Dataset entries:
-*-*-

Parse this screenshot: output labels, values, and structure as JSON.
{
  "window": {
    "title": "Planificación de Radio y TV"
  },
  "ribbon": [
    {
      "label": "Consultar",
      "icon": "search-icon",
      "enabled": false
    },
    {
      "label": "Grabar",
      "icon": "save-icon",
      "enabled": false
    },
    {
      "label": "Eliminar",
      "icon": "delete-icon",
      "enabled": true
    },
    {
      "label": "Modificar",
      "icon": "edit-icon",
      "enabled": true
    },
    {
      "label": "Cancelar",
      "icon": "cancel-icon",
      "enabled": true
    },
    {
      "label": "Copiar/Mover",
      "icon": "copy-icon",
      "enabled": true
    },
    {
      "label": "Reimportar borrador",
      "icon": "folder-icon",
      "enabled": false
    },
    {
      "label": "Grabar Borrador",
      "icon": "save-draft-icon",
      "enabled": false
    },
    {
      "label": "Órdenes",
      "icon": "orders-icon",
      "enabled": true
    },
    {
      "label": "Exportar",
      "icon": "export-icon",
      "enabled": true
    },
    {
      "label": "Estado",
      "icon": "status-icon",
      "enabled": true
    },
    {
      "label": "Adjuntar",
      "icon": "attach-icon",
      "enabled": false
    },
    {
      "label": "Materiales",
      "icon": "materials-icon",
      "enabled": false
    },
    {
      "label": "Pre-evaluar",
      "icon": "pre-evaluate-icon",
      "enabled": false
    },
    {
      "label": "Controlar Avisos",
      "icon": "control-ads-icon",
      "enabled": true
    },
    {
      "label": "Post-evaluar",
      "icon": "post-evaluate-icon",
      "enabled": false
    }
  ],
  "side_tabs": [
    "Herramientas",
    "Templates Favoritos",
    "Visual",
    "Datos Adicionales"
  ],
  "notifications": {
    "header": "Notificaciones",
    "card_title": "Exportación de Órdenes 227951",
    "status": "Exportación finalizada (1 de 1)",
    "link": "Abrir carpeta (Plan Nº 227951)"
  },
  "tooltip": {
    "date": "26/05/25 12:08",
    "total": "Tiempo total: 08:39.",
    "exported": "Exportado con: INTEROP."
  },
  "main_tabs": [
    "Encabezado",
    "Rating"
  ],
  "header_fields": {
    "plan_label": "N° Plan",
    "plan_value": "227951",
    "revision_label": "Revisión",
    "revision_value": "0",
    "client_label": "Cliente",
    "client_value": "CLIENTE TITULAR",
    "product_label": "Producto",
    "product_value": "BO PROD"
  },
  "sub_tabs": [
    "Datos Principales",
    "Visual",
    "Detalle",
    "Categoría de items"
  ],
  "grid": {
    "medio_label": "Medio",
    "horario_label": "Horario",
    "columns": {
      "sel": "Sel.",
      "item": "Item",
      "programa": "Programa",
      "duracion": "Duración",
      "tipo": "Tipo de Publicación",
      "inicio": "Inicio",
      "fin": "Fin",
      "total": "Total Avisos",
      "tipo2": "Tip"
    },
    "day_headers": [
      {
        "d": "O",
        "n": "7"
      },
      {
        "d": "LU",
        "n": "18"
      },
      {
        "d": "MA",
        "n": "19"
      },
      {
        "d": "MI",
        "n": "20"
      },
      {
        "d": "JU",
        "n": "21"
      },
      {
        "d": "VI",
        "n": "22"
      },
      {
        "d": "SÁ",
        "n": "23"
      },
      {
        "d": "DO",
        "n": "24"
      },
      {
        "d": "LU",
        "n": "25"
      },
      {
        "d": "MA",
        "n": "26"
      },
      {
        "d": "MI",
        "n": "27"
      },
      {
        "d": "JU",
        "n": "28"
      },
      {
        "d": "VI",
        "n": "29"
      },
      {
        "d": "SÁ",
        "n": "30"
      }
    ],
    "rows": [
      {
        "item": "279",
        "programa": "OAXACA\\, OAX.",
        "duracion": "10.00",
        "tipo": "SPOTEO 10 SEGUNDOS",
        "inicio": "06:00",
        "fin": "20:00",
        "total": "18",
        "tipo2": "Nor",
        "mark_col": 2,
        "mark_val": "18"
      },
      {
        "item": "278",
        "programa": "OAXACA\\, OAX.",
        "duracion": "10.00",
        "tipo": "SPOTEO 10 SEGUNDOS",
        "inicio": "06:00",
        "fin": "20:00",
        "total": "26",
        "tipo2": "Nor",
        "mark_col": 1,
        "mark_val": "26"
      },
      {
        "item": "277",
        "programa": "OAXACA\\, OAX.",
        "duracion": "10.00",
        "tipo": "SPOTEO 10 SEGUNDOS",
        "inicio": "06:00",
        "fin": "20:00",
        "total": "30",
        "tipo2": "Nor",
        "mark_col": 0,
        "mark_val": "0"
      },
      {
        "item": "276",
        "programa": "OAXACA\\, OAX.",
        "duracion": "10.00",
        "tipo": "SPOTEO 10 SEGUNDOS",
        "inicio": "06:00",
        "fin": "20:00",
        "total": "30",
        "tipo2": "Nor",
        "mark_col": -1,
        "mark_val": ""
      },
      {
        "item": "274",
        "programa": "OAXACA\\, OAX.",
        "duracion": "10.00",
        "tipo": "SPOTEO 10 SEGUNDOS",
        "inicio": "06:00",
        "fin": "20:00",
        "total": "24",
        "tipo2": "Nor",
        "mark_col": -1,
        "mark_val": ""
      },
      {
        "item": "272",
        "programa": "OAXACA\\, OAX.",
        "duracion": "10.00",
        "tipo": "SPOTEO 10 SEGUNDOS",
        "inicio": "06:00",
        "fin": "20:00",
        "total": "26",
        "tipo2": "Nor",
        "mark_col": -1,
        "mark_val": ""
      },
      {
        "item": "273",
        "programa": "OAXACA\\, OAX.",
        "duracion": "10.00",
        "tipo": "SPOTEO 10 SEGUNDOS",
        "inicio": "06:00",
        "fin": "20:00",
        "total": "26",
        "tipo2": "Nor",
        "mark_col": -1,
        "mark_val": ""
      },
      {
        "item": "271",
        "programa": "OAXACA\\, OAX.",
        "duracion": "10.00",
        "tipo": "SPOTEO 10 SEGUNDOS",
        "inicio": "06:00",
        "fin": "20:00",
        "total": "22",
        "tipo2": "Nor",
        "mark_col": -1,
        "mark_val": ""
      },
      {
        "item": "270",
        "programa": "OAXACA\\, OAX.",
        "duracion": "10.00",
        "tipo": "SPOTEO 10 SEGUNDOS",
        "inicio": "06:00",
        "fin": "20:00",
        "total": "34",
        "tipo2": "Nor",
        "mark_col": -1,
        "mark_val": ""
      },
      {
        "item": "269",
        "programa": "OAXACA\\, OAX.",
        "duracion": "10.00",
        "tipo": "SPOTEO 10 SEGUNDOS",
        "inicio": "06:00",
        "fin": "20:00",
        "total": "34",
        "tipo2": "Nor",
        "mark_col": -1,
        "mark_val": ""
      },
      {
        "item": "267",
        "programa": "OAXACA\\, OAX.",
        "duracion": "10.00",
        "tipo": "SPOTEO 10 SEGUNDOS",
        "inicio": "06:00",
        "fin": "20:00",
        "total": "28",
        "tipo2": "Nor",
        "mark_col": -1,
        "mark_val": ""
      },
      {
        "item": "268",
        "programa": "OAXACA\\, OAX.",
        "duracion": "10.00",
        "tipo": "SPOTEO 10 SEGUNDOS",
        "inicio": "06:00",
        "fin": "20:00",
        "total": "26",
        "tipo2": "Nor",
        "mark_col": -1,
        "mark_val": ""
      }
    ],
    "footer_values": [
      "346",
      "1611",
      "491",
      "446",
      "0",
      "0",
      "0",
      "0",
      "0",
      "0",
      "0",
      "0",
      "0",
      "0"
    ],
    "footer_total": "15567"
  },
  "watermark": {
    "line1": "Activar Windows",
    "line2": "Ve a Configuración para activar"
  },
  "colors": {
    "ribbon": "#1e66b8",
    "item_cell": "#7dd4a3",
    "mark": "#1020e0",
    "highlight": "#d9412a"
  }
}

-*-*-

Exercise objective: Extract each line from the listing above, please, and repeat it exactly.

The result:
Parse this screenshot: output labels, values, and structure as JSON.
{
  "window": {
    "title": "Planificación de Radio y TV"
  },
  "ribbon": [
    {
      "label": "Consultar",
      "icon": "search-icon",
      "enabled": false
    },
    {
      "label": "Grabar",
      "icon": "save-icon",
      "enabled": false
    },
    {
      "label": "Eliminar",
      "icon": "delete-icon",
      "enabled": true
    },
    {
      "label": "Modificar",
      "icon": "edit-icon",
      "enabled": true
    },
    {
      "label": "Cancelar",
      "icon": "cancel-icon",
      "enabled": true
    },
    {
      "label": "Copiar/Mover",
      "icon": "copy-icon",
      "enabled": true
    },
    {
      "label": "Reimportar borrador",
      "icon": "folder-icon",
      "enabled": false
    },
    {
      "label": "Grabar Borrador",
      "icon": "save-draft-icon",
      "enabled": false
    },
    {
      "label": "Órdenes",
      "icon": "orders-icon",
      "enabled": true
    },
    {
      "label": "Exportar",
      "icon": "export-icon",
      "enabled": true
    },
    {
      "label": "Estado",
      "icon": "status-icon",
      "enabled": true
    },
    {
      "label": "Adjuntar",
      "icon": "attach-icon",
      "enabled": false
    },
    {
      "label": "Materiales",
      "icon": "materials-icon",
      "enabled": false
    },
    {
      "label": "Pre-evaluar",
      "icon": "pre-evaluate-icon",
      "enabled": false
    },
    {
      "label": "Controlar Avisos",
      "icon": "control-ads-icon",
      "enabled": true
    },
    {
      "label": "Post-evaluar",
      "icon": "post-evaluate-icon",
      "enabled": false
    }
  ],
  "side_tabs": [
    "Herramientas",
    "Templates Favoritos",
    "Visual",
    "Datos Adicionales"
  ],
  "notifications": {
    "header": "Notificaciones",
    "card_title": "Exportación de Órdenes 227951",
    "status": "Exportación finalizada (1 de 1)",
    "link": "Abrir carpeta (Plan Nº 227951)"
  },
  "tooltip": {
    "date": "26/05/25 12:08",
    "total": "Tiempo total: 08:39.",
    "exported": "Exportado con: INTEROP."
  },
  "main_tabs": [
    "Encabezado",
    "Rating"
  ],
  "header_fields": {
    "plan_label": "N° Plan",
    "plan_value": "227951",
    "revision_label": "Revisión",
    "revision_value": "0",
    "client_label": "Cliente",
    "client_value": "CLIENTE TITULAR",
    "product_label": "Producto",
    "product_value": "BO PROD"
  },
  "sub_tabs": [
    "Datos Principales",
    "Visual",
    "Detalle",
    "Categoría de items"
  ],
  "grid": {
    "medio_label": "Medio",
    "horario_label": "Horario",
    "columns": {
      "sel": "Sel.",
      "item": "Item",
      "programa": "Programa",
      "duracion": "Duración",
      "tipo": "Tipo de Publicación",
      "inicio": "Inicio",
      "fin": "Fin",
      "total": "Total Avisos",
      "tipo2": "Tip"
    },
    "day_headers": [
      {
        "d": "O",
        "n": "7"
      },
      {
        "d": "LU",
        "n": "18"
      },
      {
        "d": "MA",
        "n": "19"
      },
      {
        "d": "MI",
        "n": "20"
      },
      {
        "d": "JU",
        "n": "21"
      },
      {
        "d": "VI",
        "n": "22"
      },
      {
        "d": "SÁ",
        "n": "23"
      },
      {
        "d": "DO",
        "n": "24"
      },
      {
        "d": "LU",
        "n": "25"
      },
      {
        "d": "MA",
        "n": "26"
      },
      {
        "d": "MI",
        "n": "27"
      },
      {
        "d": "JU",
        "n": "28"
      },
      {
        "d": "VI",
        "n": "29"
      },
      {
        "d": "SÁ",
        "n": "30"
      }
    ],
    "rows": [
      {
        "item": "279",
        "programa": "OAXACA\\, OAX.",
        "duracion": "10.00",
        "tipo": "SPOTEO 10 SEGUNDOS",
        "inicio": "06:00",
        "fin": "20:00",
        "total": "18",
        "tipo2": "Nor",
        "mark_col": 2,
        "mark_val": "18"
      },
      {
        "item": "278",
        "programa": "OAXACA\\, OAX.",
        "duracion": "10.00",
        "tipo": "SPOTEO 10 SEGUNDOS",
        "inicio": "06:00",
        "fin": "20:00",
        "total": "26",
        "tipo2": "Nor",
        "mark_col": 1,
        "mark_val": "26"
      },
      {
        "item": "277",
        "programa": "OAXACA\\, OAX.",
        "duracion": "10.00",
        "tipo": "SPOTEO 10 SEGUNDOS",
        "inicio": "06:00",
        "fin": "20:00",
        "total": "30",
        "tipo2": "Nor",
        "mark_col": 0,
        "mark_val": "0"
      },
      {
        "item": "276",
        "programa": "OAXACA\\, OAX.",
        "duracion": "10.00",
        "tipo": "SPOTEO 10 SEGUNDOS",
        "inicio": "06:00",
        "fin": "20:00",
        "total": "30",
        "tipo2": "Nor",
        "mark_col": -1,
        "mark_val": ""
      },
      {
        "item": "274",
        "programa": "OAXACA\\, OAX.",
        "duracion": "10.00",
        "tipo": "SPOTEO 10 SEGUNDOS",
        "inicio": "06:00",
        "fin": "20:00",
        "total": "24",
        "tipo2": "Nor",
        "mark_col": -1,
        "mark_val": ""
      },
      {
        "item": "272",
        "programa": "OAXACA\\, OAX.",
        "duracion": "10.00",
        "tipo": "SPOTEO 10 SEGUNDOS",
        "inicio": "06:00",
        "fin": "20:00",
        "total": "26",
        "tipo2": "Nor",
        "mark_col": -1,
        "mark_val": ""
      },
      {
        "item": "273",
        "programa": "OAXACA\\, OAX.",
        "duracion": "10.00",
        "tipo": "SPOTEO 10 SEGUNDOS",
        "inicio": "06:00",
        "fin": "20:00",
        "total": "26",
        "tipo2": "Nor",
        "mark_col": -1,
        "mark_val": ""
      },
      {
        "item": "271",
        "programa": "OAXACA\\, OAX.",
        "duracion": "10.00",
        "tipo": "SPOTEO 10 SEGUNDOS",
        "inicio": "06:00",
        "fin": "20:00",
        "total": "22",
        "tipo2": "Nor",
        "mark_col": -1,
        "mark_val": ""
      },
      {
        "item": "270",
        "programa": "OAXACA\\, OAX.",
        "duracion": "10.00",
        "tipo": "SPOTEO 10 SEGUNDOS",
        "inicio": "06:00",
        "fin": "20:00",
        "total": "34",
        "tipo2": "Nor",
        "mark_col": -1,
        "mark_val": ""
      },
      {
        "item": "269",
        "programa": "OAXACA\\, OAX.",
        "duracion": "10.00",
        "tipo": "SPOTEO 10 SEGUNDOS",
        "inicio": "06:00",
        "fin": "20:00",
        "total": "34",
        "tipo2": "Nor",
        "mark_col": -1,
        "mark_val": ""
      },
      {
        "item": "267",
        "programa": "OAXACA\\, OAX.",
        "duracion": "10.00",
        "tipo": "SPOTEO 10 SEGUNDOS",
        "inicio": "06:00",
        "fin": "20:00",
        "total": "28",
        "tipo2": "Nor",
        "mark_col": -1,
        "mark_val": ""
      },
      {
        "item": "268",
        "programa": "OAXACA\\, OAX.",
        "duracion": "10.00",
        "tipo": "SPOTEO 10 SEGUNDOS",
        "inicio": "06:00",
        "fin": "20:00",
        "total": "26",
        "tipo2": "Nor",
        "mark_col": -1,
        "mark_val": ""
      }
    ],
    "footer_values": [
      "346",
      "1611",
      "491",
      "446",
      "0",
      "0",
      "0",
      "0",
      "0",
      "0",
      "0",
      "0",
      "0",
      "0"
    ],
    "footer_total": "15567"
  },
  "watermark": {
    "line1": "Activar Windows",
    "line2": "Ve a Configuración para activar"
  },
  "colors": {
    "ribbon": "#1e66b8",
    "item_cell": "#7dd4a3",
    "mark": "#1020e0",
    "highlight": "#d9412a"
  }
}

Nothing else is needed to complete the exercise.